• _What is needed_: Gather up the lines with the word "code" in them.

• _Provided records_:
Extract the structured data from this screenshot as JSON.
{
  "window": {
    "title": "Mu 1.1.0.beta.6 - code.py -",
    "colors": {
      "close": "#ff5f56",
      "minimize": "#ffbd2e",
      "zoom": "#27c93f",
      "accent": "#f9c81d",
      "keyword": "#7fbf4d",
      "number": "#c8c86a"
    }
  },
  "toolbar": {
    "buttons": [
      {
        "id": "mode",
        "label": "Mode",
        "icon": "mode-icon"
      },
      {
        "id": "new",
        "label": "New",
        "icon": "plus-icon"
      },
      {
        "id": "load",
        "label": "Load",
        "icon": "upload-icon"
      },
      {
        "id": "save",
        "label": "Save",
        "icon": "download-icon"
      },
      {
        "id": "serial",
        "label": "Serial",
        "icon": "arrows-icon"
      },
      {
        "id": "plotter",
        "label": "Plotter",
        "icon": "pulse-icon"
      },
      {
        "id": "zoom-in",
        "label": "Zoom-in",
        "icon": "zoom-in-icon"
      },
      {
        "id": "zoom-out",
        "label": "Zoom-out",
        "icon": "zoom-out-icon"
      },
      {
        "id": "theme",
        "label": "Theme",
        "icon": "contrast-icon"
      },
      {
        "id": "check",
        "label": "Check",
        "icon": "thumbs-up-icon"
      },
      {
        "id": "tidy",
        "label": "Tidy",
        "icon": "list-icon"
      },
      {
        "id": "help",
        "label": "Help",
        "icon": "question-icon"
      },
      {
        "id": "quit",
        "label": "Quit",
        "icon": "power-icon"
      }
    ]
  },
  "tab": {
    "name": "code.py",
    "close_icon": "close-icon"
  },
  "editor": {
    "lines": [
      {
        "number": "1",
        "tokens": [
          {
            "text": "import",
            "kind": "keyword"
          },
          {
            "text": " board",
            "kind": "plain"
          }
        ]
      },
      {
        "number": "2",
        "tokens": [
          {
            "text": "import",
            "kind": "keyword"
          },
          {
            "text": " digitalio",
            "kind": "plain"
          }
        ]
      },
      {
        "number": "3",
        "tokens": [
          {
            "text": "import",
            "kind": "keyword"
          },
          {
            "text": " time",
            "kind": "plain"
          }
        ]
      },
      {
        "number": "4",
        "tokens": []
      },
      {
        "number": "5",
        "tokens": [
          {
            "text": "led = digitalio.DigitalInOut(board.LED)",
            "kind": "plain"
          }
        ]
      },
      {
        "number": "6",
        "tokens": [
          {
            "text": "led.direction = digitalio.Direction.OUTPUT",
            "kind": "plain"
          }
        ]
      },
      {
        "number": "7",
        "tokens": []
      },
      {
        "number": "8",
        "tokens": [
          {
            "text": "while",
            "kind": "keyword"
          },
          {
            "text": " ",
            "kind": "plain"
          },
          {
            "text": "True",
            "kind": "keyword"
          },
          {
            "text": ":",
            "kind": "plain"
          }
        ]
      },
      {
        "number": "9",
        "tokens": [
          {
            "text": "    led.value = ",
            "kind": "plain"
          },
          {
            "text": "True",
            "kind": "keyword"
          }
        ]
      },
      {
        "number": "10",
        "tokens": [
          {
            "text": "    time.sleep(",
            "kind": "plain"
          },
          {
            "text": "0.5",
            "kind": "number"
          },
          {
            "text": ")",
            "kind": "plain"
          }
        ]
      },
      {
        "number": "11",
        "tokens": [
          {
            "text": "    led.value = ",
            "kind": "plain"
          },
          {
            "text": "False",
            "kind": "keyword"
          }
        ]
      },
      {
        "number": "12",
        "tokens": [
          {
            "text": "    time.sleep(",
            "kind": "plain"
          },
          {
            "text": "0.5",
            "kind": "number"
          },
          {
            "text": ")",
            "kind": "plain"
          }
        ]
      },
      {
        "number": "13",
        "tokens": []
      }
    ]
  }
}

• _Answer to the problem_:
    "title": "Mu 1.1.0.beta.6 - code.py -",
    "name": "code.py",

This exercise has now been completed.